WHAT NEEDS TO BE DONE.
How many lines hold the string "Energy"? Reply with the number alone.

Extracts from a graphics dataset:
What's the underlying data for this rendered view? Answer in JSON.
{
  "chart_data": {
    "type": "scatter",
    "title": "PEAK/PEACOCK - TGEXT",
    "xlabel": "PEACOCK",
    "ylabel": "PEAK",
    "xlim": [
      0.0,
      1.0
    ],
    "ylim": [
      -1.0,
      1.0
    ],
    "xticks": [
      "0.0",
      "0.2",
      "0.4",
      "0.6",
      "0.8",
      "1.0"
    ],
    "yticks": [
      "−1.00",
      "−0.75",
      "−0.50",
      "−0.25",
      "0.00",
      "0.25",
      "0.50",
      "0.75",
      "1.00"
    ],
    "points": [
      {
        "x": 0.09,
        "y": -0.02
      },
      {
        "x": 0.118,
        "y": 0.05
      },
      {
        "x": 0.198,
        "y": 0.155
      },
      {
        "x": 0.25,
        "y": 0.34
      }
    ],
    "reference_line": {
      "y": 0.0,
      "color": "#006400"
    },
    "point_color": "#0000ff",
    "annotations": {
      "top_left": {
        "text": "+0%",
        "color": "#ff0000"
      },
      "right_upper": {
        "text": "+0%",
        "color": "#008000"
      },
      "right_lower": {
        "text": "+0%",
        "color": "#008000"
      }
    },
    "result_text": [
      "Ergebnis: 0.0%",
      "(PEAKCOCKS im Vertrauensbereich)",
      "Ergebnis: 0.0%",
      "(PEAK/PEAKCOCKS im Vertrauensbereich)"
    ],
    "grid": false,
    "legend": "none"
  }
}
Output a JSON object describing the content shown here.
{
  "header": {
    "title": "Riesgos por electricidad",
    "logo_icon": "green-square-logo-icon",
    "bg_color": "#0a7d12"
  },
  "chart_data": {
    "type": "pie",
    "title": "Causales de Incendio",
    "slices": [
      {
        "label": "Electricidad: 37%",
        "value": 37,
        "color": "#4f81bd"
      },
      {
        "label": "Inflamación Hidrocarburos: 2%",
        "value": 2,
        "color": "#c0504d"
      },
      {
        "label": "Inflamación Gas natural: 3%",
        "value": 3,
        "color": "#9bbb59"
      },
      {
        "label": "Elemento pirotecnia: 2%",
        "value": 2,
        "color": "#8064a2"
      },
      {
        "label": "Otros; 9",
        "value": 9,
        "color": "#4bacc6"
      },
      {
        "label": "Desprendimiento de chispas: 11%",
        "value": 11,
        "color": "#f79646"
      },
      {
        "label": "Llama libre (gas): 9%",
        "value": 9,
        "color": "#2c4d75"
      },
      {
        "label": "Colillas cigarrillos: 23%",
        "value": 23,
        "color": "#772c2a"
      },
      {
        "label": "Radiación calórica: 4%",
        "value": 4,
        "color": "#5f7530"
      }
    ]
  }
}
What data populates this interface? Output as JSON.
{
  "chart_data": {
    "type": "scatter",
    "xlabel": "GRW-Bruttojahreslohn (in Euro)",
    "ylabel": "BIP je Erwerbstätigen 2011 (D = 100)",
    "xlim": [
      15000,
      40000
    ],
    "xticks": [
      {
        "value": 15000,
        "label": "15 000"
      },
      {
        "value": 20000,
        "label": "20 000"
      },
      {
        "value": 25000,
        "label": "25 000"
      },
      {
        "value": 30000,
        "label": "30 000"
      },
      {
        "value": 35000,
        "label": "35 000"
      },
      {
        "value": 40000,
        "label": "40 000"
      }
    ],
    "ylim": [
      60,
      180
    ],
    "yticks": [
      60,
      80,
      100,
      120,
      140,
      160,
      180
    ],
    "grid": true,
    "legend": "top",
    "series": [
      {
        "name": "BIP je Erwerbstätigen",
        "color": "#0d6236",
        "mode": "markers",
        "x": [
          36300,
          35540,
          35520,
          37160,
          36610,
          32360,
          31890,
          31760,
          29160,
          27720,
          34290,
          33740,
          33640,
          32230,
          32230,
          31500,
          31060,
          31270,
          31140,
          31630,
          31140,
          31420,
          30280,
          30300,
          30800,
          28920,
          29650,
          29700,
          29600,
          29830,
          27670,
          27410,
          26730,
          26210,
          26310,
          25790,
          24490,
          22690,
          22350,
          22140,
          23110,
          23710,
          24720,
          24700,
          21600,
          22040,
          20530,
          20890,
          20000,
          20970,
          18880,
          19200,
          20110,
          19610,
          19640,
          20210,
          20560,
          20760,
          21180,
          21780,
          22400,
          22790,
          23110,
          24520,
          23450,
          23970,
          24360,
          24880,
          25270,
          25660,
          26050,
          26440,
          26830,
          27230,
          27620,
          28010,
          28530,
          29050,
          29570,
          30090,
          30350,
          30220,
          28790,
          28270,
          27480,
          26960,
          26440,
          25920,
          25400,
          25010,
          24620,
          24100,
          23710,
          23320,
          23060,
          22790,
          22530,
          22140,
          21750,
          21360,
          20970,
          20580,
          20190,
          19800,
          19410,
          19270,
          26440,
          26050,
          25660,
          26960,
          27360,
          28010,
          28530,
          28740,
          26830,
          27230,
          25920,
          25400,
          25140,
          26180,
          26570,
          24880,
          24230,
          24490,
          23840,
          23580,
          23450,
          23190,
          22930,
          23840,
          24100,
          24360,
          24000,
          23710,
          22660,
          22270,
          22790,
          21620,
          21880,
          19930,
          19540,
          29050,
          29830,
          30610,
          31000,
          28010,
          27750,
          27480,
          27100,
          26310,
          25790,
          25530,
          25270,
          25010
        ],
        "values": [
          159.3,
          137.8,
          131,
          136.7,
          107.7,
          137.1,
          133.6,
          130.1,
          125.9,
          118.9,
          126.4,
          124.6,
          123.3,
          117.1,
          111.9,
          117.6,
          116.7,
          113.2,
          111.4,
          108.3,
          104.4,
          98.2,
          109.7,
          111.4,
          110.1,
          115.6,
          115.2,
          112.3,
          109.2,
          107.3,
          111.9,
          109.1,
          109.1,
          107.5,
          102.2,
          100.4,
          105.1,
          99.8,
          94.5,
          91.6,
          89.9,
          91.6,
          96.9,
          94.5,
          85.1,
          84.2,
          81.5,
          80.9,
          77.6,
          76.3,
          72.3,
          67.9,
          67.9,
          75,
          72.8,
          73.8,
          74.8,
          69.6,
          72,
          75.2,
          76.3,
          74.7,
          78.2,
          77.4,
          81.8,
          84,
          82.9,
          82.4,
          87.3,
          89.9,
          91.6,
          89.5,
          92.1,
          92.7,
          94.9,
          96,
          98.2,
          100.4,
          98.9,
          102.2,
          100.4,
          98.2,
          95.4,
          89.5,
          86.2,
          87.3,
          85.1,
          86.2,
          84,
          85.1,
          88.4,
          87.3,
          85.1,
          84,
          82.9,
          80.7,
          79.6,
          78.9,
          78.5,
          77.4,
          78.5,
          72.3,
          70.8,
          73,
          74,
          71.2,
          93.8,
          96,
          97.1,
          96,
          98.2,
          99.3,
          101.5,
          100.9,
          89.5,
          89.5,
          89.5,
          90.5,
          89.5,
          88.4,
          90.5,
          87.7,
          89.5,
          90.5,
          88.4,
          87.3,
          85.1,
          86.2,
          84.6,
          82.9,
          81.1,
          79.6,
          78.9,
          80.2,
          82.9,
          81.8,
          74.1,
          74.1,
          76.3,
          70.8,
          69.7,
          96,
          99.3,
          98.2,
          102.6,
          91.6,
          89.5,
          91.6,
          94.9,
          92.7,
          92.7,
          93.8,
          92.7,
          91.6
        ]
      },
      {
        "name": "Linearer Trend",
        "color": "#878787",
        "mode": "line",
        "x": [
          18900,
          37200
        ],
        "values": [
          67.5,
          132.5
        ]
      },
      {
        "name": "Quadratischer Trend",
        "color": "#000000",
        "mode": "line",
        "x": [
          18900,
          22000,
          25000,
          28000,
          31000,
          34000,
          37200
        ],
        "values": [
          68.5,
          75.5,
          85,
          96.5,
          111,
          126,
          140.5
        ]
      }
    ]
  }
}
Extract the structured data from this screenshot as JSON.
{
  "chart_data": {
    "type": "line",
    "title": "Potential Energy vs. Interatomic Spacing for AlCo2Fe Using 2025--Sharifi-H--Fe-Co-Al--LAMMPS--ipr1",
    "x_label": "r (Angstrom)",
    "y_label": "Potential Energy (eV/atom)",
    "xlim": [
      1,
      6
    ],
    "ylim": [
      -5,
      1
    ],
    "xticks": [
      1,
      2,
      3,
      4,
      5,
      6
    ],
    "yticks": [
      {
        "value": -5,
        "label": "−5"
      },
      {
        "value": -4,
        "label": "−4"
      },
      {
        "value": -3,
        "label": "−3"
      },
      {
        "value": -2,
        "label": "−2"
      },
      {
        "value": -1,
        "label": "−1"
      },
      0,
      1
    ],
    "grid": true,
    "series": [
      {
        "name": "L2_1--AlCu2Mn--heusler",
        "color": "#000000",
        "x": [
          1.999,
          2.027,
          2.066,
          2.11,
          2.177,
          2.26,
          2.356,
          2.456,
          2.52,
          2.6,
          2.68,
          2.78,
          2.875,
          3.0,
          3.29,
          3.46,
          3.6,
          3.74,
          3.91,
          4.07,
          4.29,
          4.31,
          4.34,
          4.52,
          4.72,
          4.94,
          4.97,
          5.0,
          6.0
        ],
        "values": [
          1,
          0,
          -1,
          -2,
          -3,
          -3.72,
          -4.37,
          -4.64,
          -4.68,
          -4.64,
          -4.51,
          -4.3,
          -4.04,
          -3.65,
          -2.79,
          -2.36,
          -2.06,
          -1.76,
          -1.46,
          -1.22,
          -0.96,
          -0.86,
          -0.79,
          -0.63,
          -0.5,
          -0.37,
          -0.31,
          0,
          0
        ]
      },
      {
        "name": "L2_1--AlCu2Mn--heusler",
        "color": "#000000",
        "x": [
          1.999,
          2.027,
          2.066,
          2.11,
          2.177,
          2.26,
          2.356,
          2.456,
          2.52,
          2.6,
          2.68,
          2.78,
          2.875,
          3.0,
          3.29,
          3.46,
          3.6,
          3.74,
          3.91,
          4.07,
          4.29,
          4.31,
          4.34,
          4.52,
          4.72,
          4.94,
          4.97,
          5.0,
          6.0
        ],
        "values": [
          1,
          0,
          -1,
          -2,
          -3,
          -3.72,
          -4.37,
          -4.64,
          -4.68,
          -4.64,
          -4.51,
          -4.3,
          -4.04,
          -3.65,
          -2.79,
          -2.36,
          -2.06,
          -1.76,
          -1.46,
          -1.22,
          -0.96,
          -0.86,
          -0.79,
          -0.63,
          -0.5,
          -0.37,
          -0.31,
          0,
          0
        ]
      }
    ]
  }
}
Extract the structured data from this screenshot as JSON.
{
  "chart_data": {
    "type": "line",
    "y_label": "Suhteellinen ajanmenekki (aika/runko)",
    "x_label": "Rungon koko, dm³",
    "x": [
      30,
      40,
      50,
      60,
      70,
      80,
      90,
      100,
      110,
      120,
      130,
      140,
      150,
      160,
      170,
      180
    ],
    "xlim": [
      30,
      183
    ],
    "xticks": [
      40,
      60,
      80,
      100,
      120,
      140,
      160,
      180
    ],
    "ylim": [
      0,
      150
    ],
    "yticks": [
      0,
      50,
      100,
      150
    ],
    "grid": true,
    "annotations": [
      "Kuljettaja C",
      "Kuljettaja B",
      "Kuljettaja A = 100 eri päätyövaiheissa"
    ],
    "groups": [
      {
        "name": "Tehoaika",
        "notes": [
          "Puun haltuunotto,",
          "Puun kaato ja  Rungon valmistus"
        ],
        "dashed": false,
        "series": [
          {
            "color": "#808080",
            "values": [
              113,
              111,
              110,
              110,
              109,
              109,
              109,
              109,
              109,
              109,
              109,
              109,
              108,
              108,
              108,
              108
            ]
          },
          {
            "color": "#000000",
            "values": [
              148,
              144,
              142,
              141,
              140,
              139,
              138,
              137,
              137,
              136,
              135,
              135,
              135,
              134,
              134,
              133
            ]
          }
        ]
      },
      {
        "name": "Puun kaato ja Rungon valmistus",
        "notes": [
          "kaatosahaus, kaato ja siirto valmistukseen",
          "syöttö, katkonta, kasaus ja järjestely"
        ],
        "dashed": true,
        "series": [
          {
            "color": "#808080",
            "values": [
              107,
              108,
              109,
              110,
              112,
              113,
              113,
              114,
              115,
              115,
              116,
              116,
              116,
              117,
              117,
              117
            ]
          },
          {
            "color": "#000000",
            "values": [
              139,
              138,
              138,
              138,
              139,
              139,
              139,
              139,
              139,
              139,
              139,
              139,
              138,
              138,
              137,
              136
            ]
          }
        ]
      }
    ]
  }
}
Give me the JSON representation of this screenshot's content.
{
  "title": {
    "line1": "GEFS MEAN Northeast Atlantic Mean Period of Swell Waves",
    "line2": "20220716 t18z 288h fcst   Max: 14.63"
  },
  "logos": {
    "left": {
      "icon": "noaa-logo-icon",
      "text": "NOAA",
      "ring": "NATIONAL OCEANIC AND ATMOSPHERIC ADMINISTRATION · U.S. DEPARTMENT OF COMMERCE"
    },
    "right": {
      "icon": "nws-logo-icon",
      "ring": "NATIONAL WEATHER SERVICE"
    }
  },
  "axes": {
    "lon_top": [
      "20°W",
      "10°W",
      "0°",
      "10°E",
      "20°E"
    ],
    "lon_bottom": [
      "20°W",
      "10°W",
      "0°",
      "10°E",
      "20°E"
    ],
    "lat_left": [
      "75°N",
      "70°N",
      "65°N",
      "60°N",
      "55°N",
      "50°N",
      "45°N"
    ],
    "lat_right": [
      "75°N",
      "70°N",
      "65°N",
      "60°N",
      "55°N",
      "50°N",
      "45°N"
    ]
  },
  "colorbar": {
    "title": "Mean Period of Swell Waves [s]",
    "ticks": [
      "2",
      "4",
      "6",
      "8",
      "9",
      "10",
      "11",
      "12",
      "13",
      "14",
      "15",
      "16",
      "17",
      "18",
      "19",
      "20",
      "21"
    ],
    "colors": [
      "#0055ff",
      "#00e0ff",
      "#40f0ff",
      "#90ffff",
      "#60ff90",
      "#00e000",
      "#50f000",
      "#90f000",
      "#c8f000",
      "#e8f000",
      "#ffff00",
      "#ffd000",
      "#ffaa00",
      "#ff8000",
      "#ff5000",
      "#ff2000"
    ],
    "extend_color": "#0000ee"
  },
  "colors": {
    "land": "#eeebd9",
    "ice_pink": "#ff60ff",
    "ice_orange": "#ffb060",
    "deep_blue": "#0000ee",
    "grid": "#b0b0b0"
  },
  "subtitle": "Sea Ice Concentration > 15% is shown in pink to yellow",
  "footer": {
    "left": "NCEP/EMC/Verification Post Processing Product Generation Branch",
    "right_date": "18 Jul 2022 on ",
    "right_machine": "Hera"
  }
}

IN RESPONSE.
2